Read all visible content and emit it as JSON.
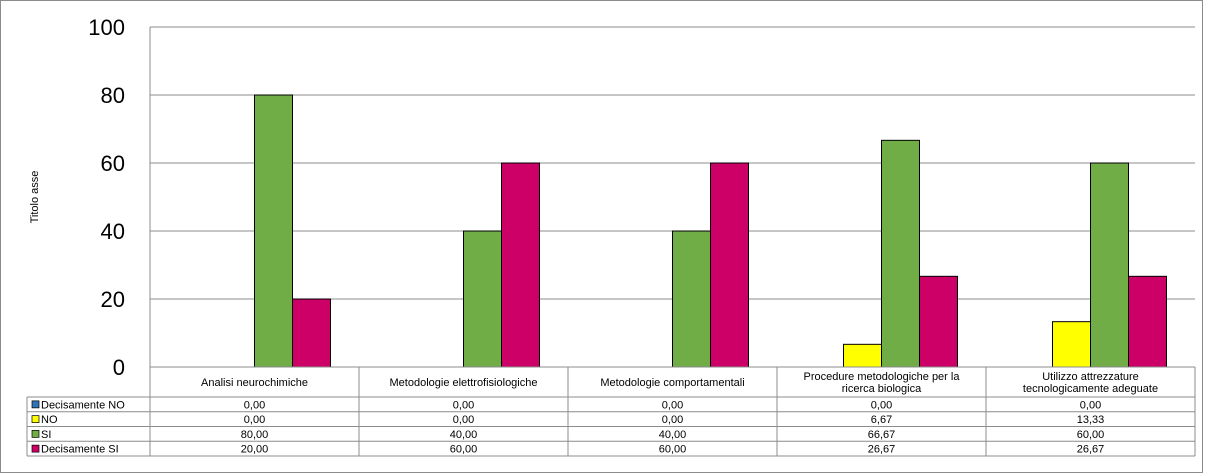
{
  "chart_data": {
    "type": "bar",
    "ylabel": "Titolo asse",
    "ylim": [
      0,
      100
    ],
    "yticks": [
      0,
      20,
      40,
      60,
      80,
      100
    ],
    "grid": true,
    "legend": "data-table-left",
    "categories": [
      [
        "Analisi neurochimiche"
      ],
      [
        "Metodologie elettrofisiologiche"
      ],
      [
        "Metodologie comportamentali"
      ],
      [
        "Procedure metodologiche per la",
        "ricerca biologica"
      ],
      [
        "Utilizzo attrezzature",
        "tecnologicamente adeguate"
      ]
    ],
    "series": [
      {
        "name": "Decisamente NO",
        "color": "#2e75b6",
        "values": [
          0,
          0,
          0,
          0,
          0
        ],
        "labels": [
          "0,00",
          "0,00",
          "0,00",
          "0,00",
          "0,00"
        ]
      },
      {
        "name": "NO",
        "color": "#ffff00",
        "values": [
          0,
          0,
          0,
          6.67,
          13.33
        ],
        "labels": [
          "0,00",
          "0,00",
          "0,00",
          "6,67",
          "13,33"
        ]
      },
      {
        "name": "SI",
        "color": "#70ad47",
        "values": [
          80,
          40,
          40,
          66.67,
          60
        ],
        "labels": [
          "80,00",
          "40,00",
          "40,00",
          "66,67",
          "60,00"
        ]
      },
      {
        "name": "Decisamente SI",
        "color": "#cc0066",
        "values": [
          20,
          60,
          60,
          26.67,
          26.67
        ],
        "labels": [
          "20,00",
          "60,00",
          "60,00",
          "26,67",
          "26,67"
        ]
      }
    ]
  }
}
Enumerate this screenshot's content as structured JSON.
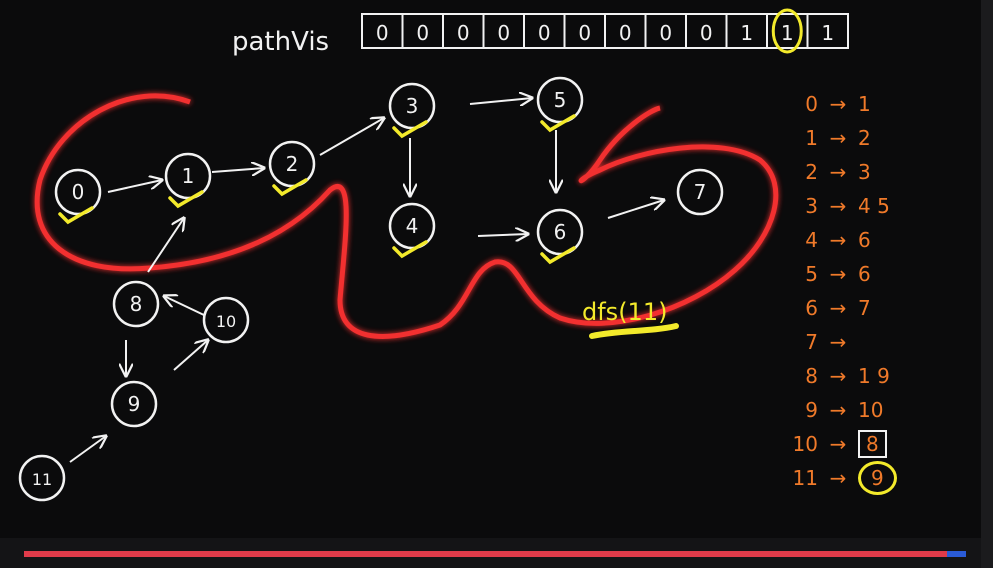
{
  "header": {
    "label": "pathVis",
    "cells": [
      "0",
      "0",
      "0",
      "0",
      "0",
      "0",
      "0",
      "0",
      "0",
      "1",
      "1",
      "1"
    ],
    "highlighted_cell": 10
  },
  "graph": {
    "nodes": [
      "0",
      "1",
      "2",
      "3",
      "4",
      "5",
      "6",
      "7",
      "8",
      "9",
      "10",
      "11"
    ],
    "call_label": "dfs(11)"
  },
  "adjacency": [
    {
      "node": "0",
      "arrow": "→",
      "neighbors": "1"
    },
    {
      "node": "1",
      "arrow": "→",
      "neighbors": "2"
    },
    {
      "node": "2",
      "arrow": "→",
      "neighbors": "3"
    },
    {
      "node": "3",
      "arrow": "→",
      "neighbors": "4 5"
    },
    {
      "node": "4",
      "arrow": "→",
      "neighbors": "6"
    },
    {
      "node": "5",
      "arrow": "→",
      "neighbors": "6"
    },
    {
      "node": "6",
      "arrow": "→",
      "neighbors": "7"
    },
    {
      "node": "7",
      "arrow": "→",
      "neighbors": ""
    },
    {
      "node": "8",
      "arrow": "→",
      "neighbors": "1 9"
    },
    {
      "node": "9",
      "arrow": "→",
      "neighbors": "10"
    },
    {
      "node": "10",
      "arrow": "→",
      "neighbors": "8"
    },
    {
      "node": "11",
      "arrow": "→",
      "neighbors": "9"
    }
  ],
  "video": {
    "progress": 0.98
  },
  "colors": {
    "board": "#0b0b0c",
    "chalk": "#f2f2f2",
    "orange": "#f07a2a",
    "yellow": "#f3ea2b",
    "red": "#ff2d2d",
    "progress": "#e03b4a",
    "track": "#2a5bd7"
  }
}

-- -- --

What the task requires - Leave the images out and output the remaining material exactly as it stands.

Correct response -
Read all visible content and emit it as JSON.
{
  "chart_data": {
    "type": "bar",
    "ylabel": "Titolo asse",
    "ylim": [
      0,
      100
    ],
    "yticks": [
      0,
      20,
      40,
      60,
      80,
      100
    ],
    "grid": true,
    "legend": "data-table-left",
    "categories": [
      [
        "Analisi neurochimiche"
      ],
      [
        "Metodologie elettrofisiologiche"
      ],
      [
        "Metodologie comportamentali"
      ],
      [
        "Procedure metodologiche per la",
        "ricerca biologica"
      ],
      [
        "Utilizzo attrezzature",
        "tecnologicamente adeguate"
      ]
    ],
    "series": [
      {
        "name": "Decisamente NO",
        "color": "#2e75b6",
        "values": [
          0,
          0,
          0,
          0,
          0
        ],
        "labels": [
          "0,00",
          "0,00",
          "0,00",
          "0,00",
          "0,00"
        ]
      },
      {
        "name": "NO",
        "color": "#ffff00",
        "values": [
          0,
          0,
          0,
          6.67,
          13.33
        ],
        "labels": [
          "0,00",
          "0,00",
          "0,00",
          "6,67",
          "13,33"
        ]
      },
      {
        "name": "SI",
        "color": "#70ad47",
        "values": [
          80,
          40,
          40,
          66.67,
          60
        ],
        "labels": [
          "80,00",
          "40,00",
          "40,00",
          "66,67",
          "60,00"
        ]
      },
      {
        "name": "Decisamente SI",
        "color": "#cc0066",
        "values": [
          20,
          60,
          60,
          26.67,
          26.67
        ],
        "labels": [
          "20,00",
          "60,00",
          "60,00",
          "26,67",
          "26,67"
        ]
      }
    ]
  }
}
Enumerate this screenshot's content as structured JSON.
{
  "header": {
    "label": "pathVis",
    "cells": [
      "0",
      "0",
      "0",
      "0",
      "0",
      "0",
      "0",
      "0",
      "0",
      "1",
      "1",
      "1"
    ],
    "highlighted_cell": 10
  },
  "graph": {
    "nodes": [
      "0",
      "1",
      "2",
      "3",
      "4",
      "5",
      "6",
      "7",
      "8",
      "9",
      "10",
      "11"
    ],
    "call_label": "dfs(11)"
  },
  "adjacency": [
    {
      "node": "0",
      "arrow": "→",
      "neighbors": "1"
    },
    {
      "node": "1",
      "arrow": "→",
      "neighbors": "2"
    },
    {
      "node": "2",
      "arrow": "→",
      "neighbors": "3"
    },
    {
      "node": "3",
      "arrow": "→",
      "neighbors": "4 5"
    },
    {
      "node": "4",
      "arrow": "→",
      "neighbors": "6"
    },
    {
      "node": "5",
      "arrow": "→",
      "neighbors": "6"
    },
    {
      "node": "6",
      "arrow": "→",
      "neighbors": "7"
    },
    {
      "node": "7",
      "arrow": "→",
      "neighbors": ""
    },
    {
      "node": "8",
      "arrow": "→",
      "neighbors": "1 9"
    },
    {
      "node": "9",
      "arrow": "→",
      "neighbors": "10"
    },
    {
      "node": "10",
      "arrow": "→",
      "neighbors": "8"
    },
    {
      "node": "11",
      "arrow": "→",
      "neighbors": "9"
    }
  ],
  "video": {
    "progress": 0.98
  },
  "colors": {
    "board": "#0b0b0c",
    "chalk": "#f2f2f2",
    "orange": "#f07a2a",
    "yellow": "#f3ea2b",
    "red": "#ff2d2d",
    "progress": "#e03b4a",
    "track": "#2a5bd7"
  }
}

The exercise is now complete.